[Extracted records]
----------

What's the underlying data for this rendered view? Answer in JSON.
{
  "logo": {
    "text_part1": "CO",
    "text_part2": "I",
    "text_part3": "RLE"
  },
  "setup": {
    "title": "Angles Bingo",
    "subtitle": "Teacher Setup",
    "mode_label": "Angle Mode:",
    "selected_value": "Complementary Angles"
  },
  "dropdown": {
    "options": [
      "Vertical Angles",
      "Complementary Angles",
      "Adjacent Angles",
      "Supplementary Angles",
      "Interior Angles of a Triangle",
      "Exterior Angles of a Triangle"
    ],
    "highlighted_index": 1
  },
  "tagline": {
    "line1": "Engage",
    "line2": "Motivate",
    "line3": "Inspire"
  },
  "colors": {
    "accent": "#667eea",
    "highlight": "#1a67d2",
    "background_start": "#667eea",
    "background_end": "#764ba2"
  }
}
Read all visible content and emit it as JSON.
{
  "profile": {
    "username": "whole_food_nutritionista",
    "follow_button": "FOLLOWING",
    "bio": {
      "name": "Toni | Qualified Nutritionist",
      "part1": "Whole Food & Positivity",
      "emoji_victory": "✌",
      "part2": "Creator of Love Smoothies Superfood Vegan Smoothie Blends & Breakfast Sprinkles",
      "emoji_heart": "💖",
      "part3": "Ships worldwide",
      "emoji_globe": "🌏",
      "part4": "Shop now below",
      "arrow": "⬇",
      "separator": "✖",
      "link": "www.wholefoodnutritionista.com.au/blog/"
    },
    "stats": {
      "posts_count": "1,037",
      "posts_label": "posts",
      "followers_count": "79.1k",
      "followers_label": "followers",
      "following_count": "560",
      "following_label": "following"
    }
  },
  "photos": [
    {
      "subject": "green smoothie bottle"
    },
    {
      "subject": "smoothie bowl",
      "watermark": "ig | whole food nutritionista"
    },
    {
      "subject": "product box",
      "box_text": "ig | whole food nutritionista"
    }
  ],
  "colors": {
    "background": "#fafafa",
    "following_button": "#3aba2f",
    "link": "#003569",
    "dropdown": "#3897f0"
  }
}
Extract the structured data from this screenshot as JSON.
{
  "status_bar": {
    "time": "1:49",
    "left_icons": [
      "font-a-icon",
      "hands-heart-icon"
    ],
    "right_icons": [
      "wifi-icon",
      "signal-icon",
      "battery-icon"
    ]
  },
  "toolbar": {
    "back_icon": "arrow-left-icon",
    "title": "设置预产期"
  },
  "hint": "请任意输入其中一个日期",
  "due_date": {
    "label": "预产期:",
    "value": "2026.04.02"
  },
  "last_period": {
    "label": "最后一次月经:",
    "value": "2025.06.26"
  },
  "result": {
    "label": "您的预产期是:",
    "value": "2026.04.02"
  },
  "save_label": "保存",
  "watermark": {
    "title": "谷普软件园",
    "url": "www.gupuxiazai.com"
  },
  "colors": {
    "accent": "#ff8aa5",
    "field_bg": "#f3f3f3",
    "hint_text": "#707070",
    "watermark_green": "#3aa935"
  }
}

----------

**BRIEF**
Reproduce all the data word for word.

**SOLUTION TO THIS PROBLEM**
What's the underlying data for this rendered view? Answer in JSON.
{
  "logo": {
    "text_part1": "CO",
    "text_part2": "I",
    "text_part3": "RLE"
  },
  "setup": {
    "title": "Angles Bingo",
    "subtitle": "Teacher Setup",
    "mode_label": "Angle Mode:",
    "selected_value": "Complementary Angles"
  },
  "dropdown": {
    "options": [
      "Vertical Angles",
      "Complementary Angles",
      "Adjacent Angles",
      "Supplementary Angles",
      "Interior Angles of a Triangle",
      "Exterior Angles of a Triangle"
    ],
    "highlighted_index": 1
  },
  "tagline": {
    "line1": "Engage",
    "line2": "Motivate",
    "line3": "Inspire"
  },
  "colors": {
    "accent": "#667eea",
    "highlight": "#1a67d2",
    "background_start": "#667eea",
    "background_end": "#764ba2"
  }
}
Read all visible content and emit it as JSON.
{
  "profile": {
    "username": "whole_food_nutritionista",
    "follow_button": "FOLLOWING",
    "bio": {
      "name": "Toni | Qualified Nutritionist",
      "part1": "Whole Food & Positivity",
      "emoji_victory": "✌",
      "part2": "Creator of Love Smoothies Superfood Vegan Smoothie Blends & Breakfast Sprinkles",
      "emoji_heart": "💖",
      "part3": "Ships worldwide",
      "emoji_globe": "🌏",
      "part4": "Shop now below",
      "arrow": "⬇",
      "separator": "✖",
      "link": "www.wholefoodnutritionista.com.au/blog/"
    },
    "stats": {
      "posts_count": "1,037",
      "posts_label": "posts",
      "followers_count": "79.1k",
      "followers_label": "followers",
      "following_count": "560",
      "following_label": "following"
    }
  },
  "photos": [
    {
      "subject": "green smoothie bottle"
    },
    {
      "subject": "smoothie bowl",
      "watermark": "ig | whole food nutritionista"
    },
    {
      "subject": "product box",
      "box_text": "ig | whole food nutritionista"
    }
  ],
  "colors": {
    "background": "#fafafa",
    "following_button": "#3aba2f",
    "link": "#003569",
    "dropdown": "#3897f0"
  }
}
Extract the structured data from this screenshot as JSON.
{
  "status_bar": {
    "time": "1:49",
    "left_icons": [
      "font-a-icon",
      "hands-heart-icon"
    ],
    "right_icons": [
      "wifi-icon",
      "signal-icon",
      "battery-icon"
    ]
  },
  "toolbar": {
    "back_icon": "arrow-left-icon",
    "title": "设置预产期"
  },
  "hint": "请任意输入其中一个日期",
  "due_date": {
    "label": "预产期:",
    "value": "2026.04.02"
  },
  "last_period": {
    "label": "最后一次月经:",
    "value": "2025.06.26"
  },
  "result": {
    "label": "您的预产期是:",
    "value": "2026.04.02"
  },
  "save_label": "保存",
  "watermark": {
    "title": "谷普软件园",
    "url": "www.gupuxiazai.com"
  },
  "colors": {
    "accent": "#ff8aa5",
    "field_bg": "#f3f3f3",
    "hint_text": "#707070",
    "watermark_green": "#3aa935"
  }
}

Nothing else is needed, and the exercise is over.